Dataset records
□ □ □ □ □

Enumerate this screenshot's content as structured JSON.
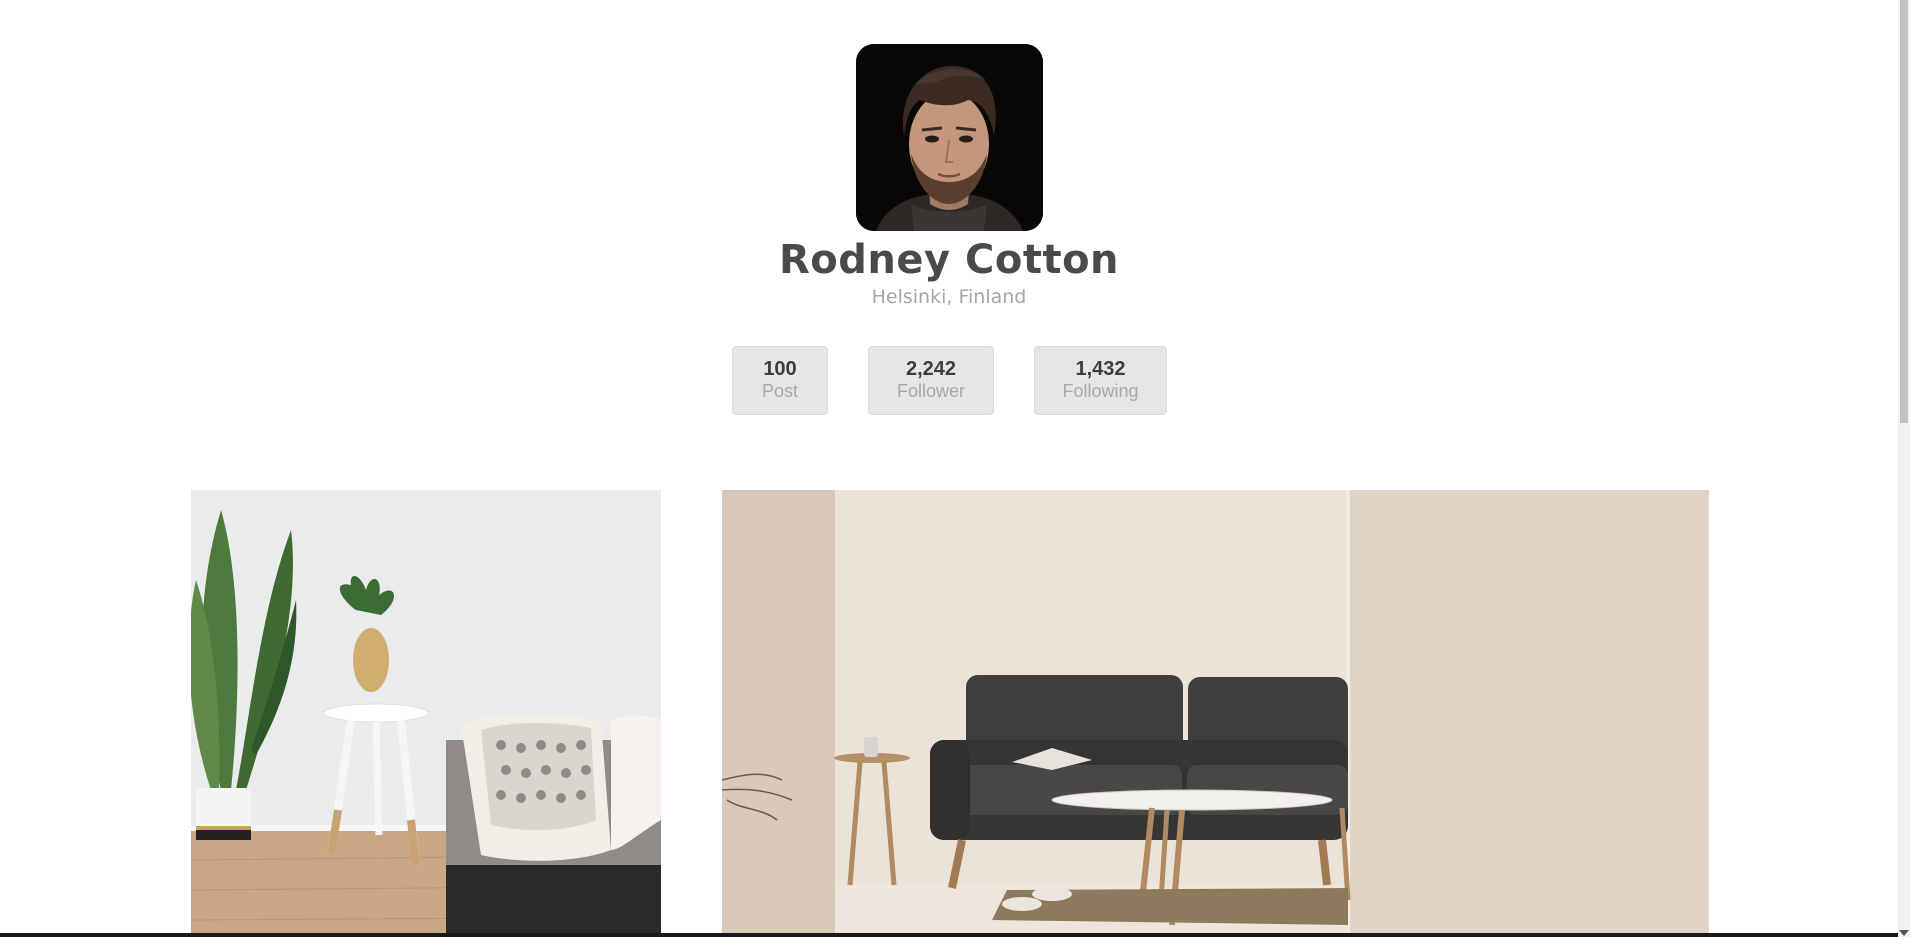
{
  "profile": {
    "name": "Rodney Cotton",
    "location": "Helsinki, Finland",
    "avatar_icon": "profile-photo"
  },
  "stats": [
    {
      "value": "100",
      "label": "Post"
    },
    {
      "value": "2,242",
      "label": "Follower"
    },
    {
      "value": "1,432",
      "label": "Following"
    }
  ],
  "gallery": [
    {
      "icon": "living-room-plant-photo"
    },
    {
      "icon": "grey-sofa-photo"
    }
  ],
  "colors": {
    "name_text": "#4a4a4a",
    "location_text": "#a6a6a6",
    "stat_background": "#e6e6e6",
    "stat_value": "#3d3d3d",
    "stat_label": "#a9a9a9"
  }
}
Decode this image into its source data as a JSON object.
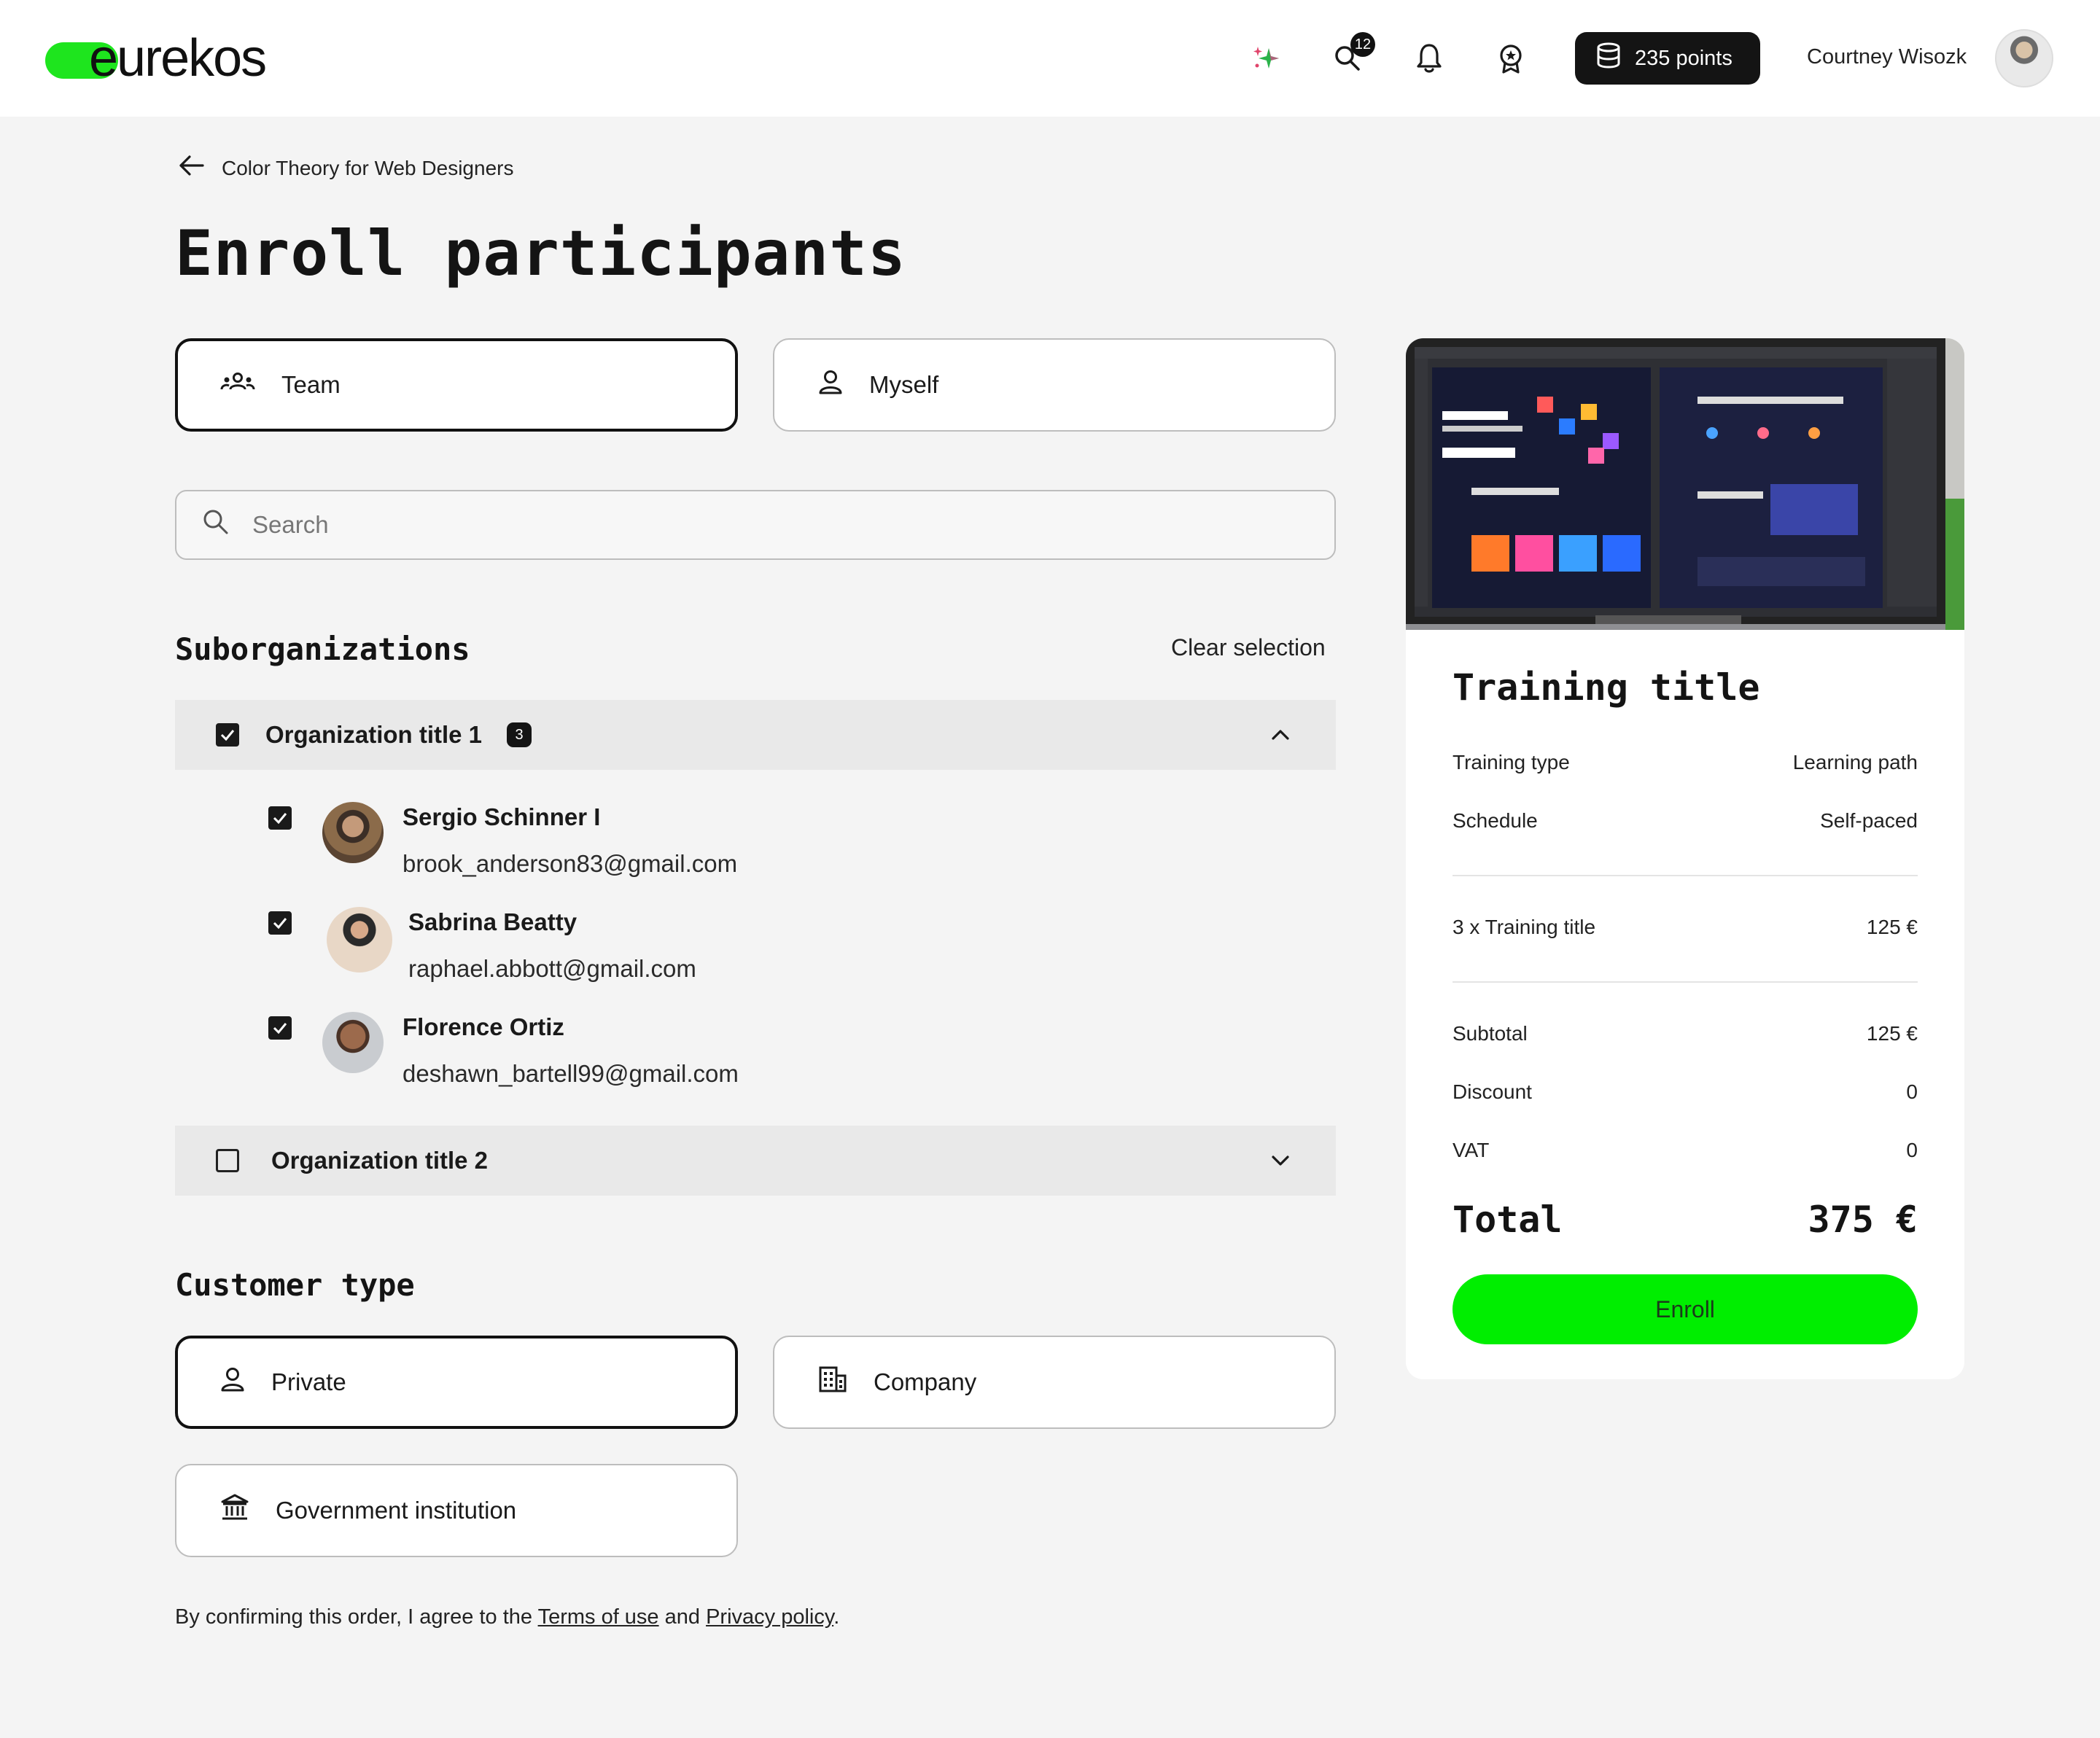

□ □ □ □ □

Reproduce every entry word for word, but omit the pictures.

Enumerate this screenshot's content as structured JSON.
{
  "profile": {
    "name": "Rodney Cotton",
    "location": "Helsinki, Finland",
    "avatar_icon": "profile-photo"
  },
  "stats": [
    {
      "value": "100",
      "label": "Post"
    },
    {
      "value": "2,242",
      "label": "Follower"
    },
    {
      "value": "1,432",
      "label": "Following"
    }
  ],
  "gallery": [
    {
      "icon": "living-room-plant-photo"
    },
    {
      "icon": "grey-sofa-photo"
    }
  ],
  "colors": {
    "name_text": "#4a4a4a",
    "location_text": "#a6a6a6",
    "stat_background": "#e6e6e6",
    "stat_value": "#3d3d3d",
    "stat_label": "#a9a9a9"
  }
}
Decode this image into its source data as a JSON object.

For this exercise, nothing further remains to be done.